*Do this:* Copy the entries below line for line, without changing a single character.
◇ ◇ ◇ ◇ ◇ ◇ ◇
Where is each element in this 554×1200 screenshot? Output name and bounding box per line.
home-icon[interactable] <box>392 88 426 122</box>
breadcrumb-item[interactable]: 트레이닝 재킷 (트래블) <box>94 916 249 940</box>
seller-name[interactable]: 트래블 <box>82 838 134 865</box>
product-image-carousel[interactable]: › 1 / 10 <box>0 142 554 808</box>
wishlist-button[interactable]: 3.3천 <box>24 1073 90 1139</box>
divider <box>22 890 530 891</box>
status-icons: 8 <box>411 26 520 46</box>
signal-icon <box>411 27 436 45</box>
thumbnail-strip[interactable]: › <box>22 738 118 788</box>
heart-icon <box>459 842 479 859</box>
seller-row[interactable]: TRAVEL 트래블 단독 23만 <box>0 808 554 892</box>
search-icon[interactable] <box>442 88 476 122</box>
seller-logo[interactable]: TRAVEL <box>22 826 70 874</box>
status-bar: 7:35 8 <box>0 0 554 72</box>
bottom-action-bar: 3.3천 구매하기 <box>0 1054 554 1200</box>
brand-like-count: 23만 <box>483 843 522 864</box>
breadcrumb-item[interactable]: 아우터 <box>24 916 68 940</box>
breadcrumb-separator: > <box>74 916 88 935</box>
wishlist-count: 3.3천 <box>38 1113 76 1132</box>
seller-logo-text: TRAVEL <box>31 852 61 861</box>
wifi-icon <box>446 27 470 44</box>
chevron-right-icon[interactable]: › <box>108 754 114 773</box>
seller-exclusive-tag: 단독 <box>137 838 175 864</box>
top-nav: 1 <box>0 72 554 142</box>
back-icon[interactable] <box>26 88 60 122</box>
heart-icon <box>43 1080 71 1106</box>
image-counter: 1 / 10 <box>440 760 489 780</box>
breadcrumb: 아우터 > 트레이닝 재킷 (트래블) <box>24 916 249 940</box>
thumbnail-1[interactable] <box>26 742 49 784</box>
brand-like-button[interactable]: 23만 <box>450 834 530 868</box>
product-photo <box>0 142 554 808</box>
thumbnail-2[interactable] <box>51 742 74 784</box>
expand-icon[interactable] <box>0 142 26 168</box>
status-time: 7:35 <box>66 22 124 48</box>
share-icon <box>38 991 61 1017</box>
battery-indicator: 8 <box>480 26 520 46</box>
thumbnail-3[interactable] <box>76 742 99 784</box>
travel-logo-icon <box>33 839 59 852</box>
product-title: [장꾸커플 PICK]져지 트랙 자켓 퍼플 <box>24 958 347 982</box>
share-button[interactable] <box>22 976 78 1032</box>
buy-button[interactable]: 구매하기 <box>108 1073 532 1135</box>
◇ ◇ ◇ ◇ ◇ ◇ ◇
*Full output:*
Where is each element in this 554×1200 screenshot? Output name and bounding box per line.
home-icon[interactable] <box>392 88 426 122</box>
breadcrumb-item[interactable]: 트레이닝 재킷 (트래블) <box>94 916 249 940</box>
seller-name[interactable]: 트래블 <box>82 838 134 865</box>
product-image-carousel[interactable]: › 1 / 10 <box>0 142 554 808</box>
wishlist-button[interactable]: 3.3천 <box>24 1073 90 1139</box>
divider <box>22 890 530 891</box>
status-icons: 8 <box>411 26 520 46</box>
signal-icon <box>411 27 436 45</box>
thumbnail-strip[interactable]: › <box>22 738 118 788</box>
heart-icon <box>459 842 479 859</box>
seller-row[interactable]: TRAVEL 트래블 단독 23만 <box>0 808 554 892</box>
search-icon[interactable] <box>442 88 476 122</box>
seller-logo[interactable]: TRAVEL <box>22 826 70 874</box>
status-bar: 7:35 8 <box>0 0 554 72</box>
bottom-action-bar: 3.3천 구매하기 <box>0 1054 554 1200</box>
brand-like-count: 23만 <box>483 843 522 864</box>
breadcrumb-item[interactable]: 아우터 <box>24 916 68 940</box>
breadcrumb-separator: > <box>74 916 88 935</box>
wishlist-count: 3.3천 <box>38 1113 76 1132</box>
seller-logo-text: TRAVEL <box>31 852 61 861</box>
wifi-icon <box>446 27 470 44</box>
chevron-right-icon[interactable]: › <box>108 754 114 773</box>
seller-exclusive-tag: 단독 <box>137 838 175 864</box>
top-nav: 1 <box>0 72 554 142</box>
back-icon[interactable] <box>26 88 60 122</box>
heart-icon <box>43 1080 71 1106</box>
image-counter: 1 / 10 <box>440 760 489 780</box>
breadcrumb: 아우터 > 트레이닝 재킷 (트래블) <box>24 916 249 940</box>
thumbnail-1[interactable] <box>26 742 49 784</box>
brand-like-button[interactable]: 23만 <box>450 834 530 868</box>
product-photo <box>0 142 554 808</box>
thumbnail-2[interactable] <box>51 742 74 784</box>
expand-icon[interactable] <box>0 142 26 168</box>
status-time: 7:35 <box>66 22 124 48</box>
share-icon <box>38 991 61 1017</box>
battery-indicator: 8 <box>480 26 520 46</box>
thumbnail-3[interactable] <box>76 742 99 784</box>
travel-logo-icon <box>33 839 59 852</box>
product-title: [장꾸커플 PICK]져지 트랙 자켓 퍼플 <box>24 958 347 982</box>
share-button[interactable] <box>22 976 78 1032</box>
buy-button[interactable]: 구매하기 <box>108 1073 532 1135</box>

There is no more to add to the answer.